AIM ▸
Using the data below, determine the number of lines that include the string "switch". Write only that number.

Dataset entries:
<<<<

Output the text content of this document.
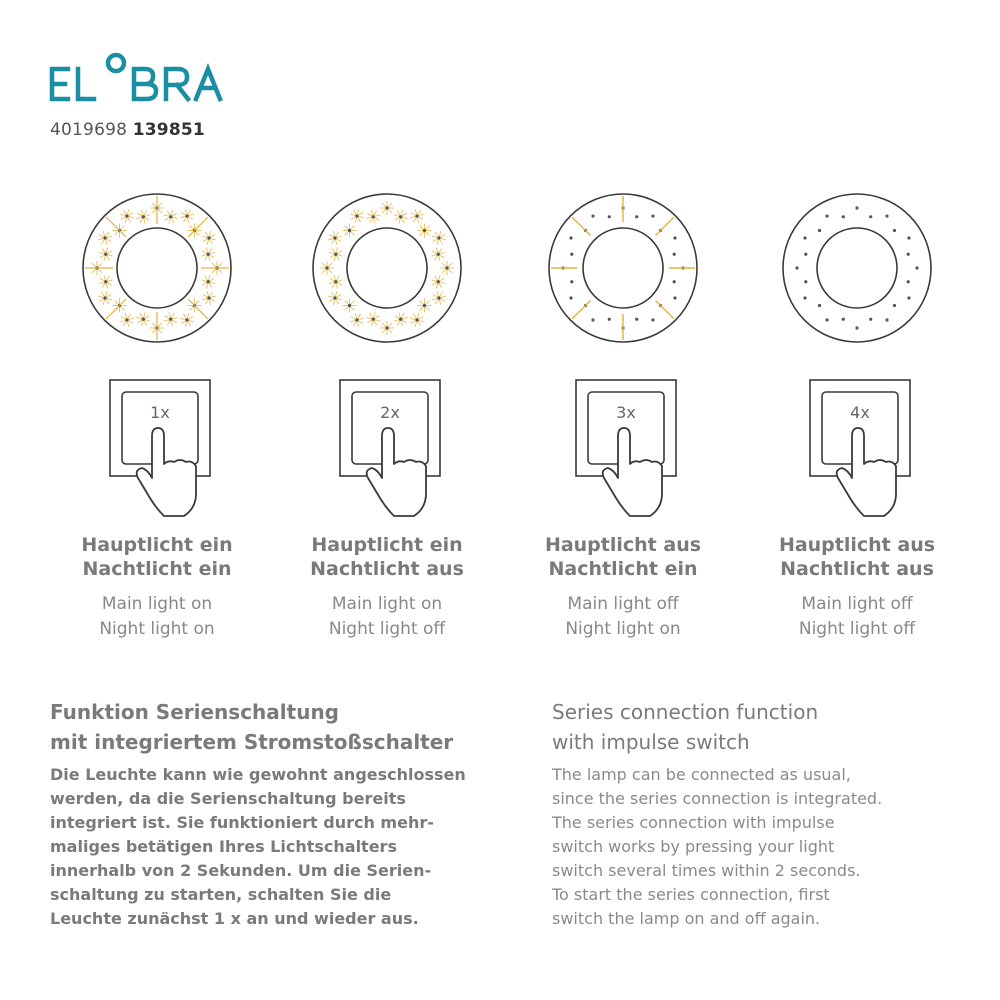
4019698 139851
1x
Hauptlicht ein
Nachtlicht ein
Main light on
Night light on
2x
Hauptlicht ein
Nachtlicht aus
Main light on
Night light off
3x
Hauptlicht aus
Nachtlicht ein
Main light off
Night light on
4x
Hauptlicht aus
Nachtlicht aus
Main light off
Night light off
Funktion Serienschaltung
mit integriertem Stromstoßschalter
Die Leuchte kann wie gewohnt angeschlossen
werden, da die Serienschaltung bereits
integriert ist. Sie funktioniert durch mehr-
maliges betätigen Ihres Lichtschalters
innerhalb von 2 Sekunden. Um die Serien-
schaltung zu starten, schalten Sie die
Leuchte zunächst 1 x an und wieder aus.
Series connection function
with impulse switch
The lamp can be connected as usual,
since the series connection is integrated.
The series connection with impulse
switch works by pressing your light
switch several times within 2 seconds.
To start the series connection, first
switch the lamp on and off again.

>>>>
<<<<

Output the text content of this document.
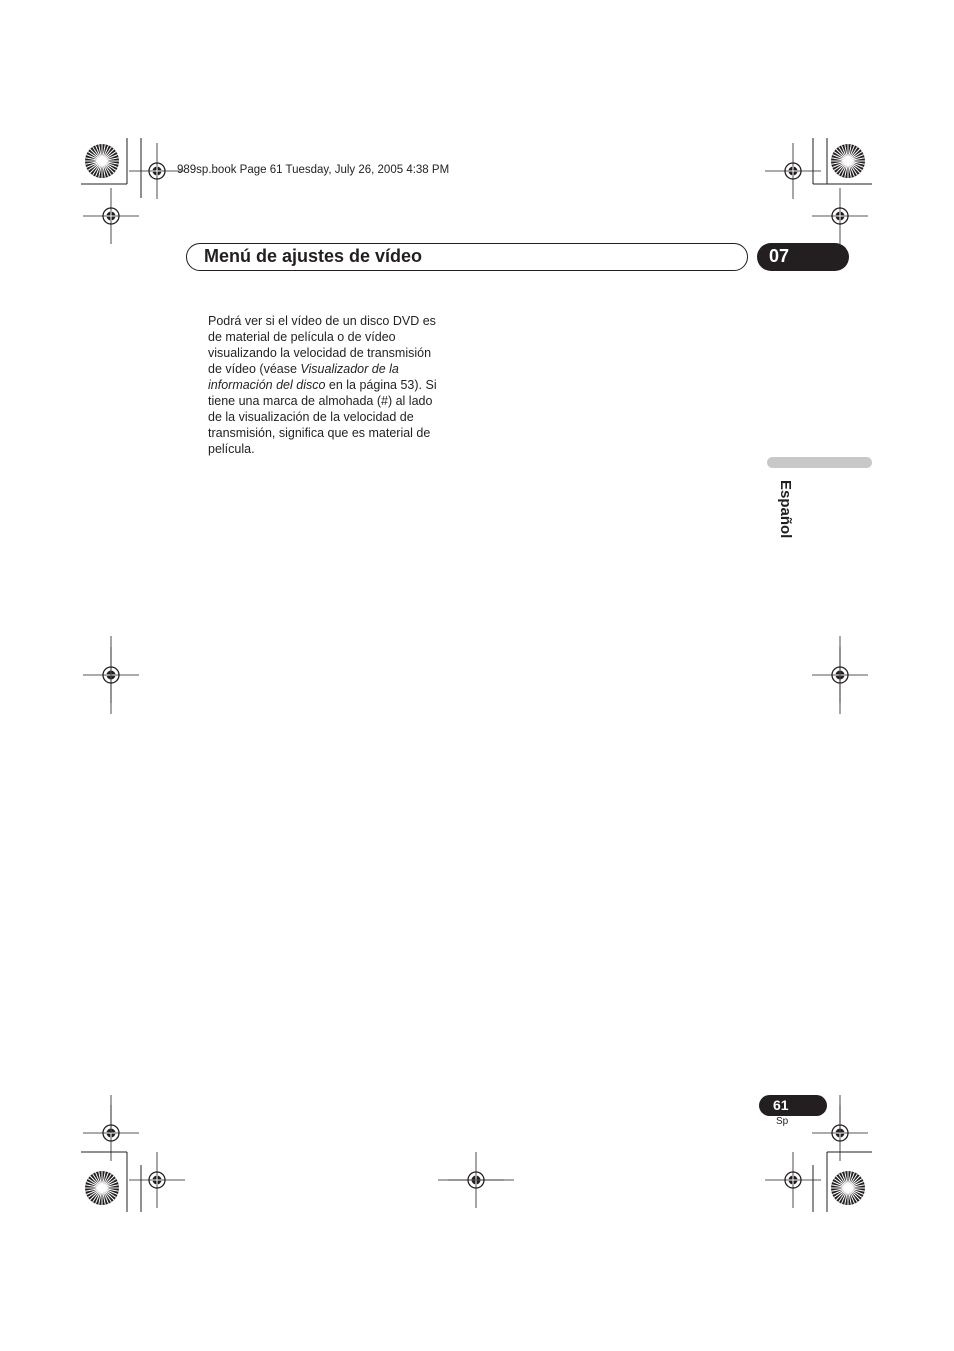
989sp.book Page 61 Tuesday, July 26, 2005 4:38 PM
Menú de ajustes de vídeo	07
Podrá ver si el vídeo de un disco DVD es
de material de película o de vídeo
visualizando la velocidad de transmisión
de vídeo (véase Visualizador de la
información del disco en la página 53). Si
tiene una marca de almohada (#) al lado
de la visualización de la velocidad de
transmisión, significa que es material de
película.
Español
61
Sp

>>>>

EXERCISE OUTPUT ▸
4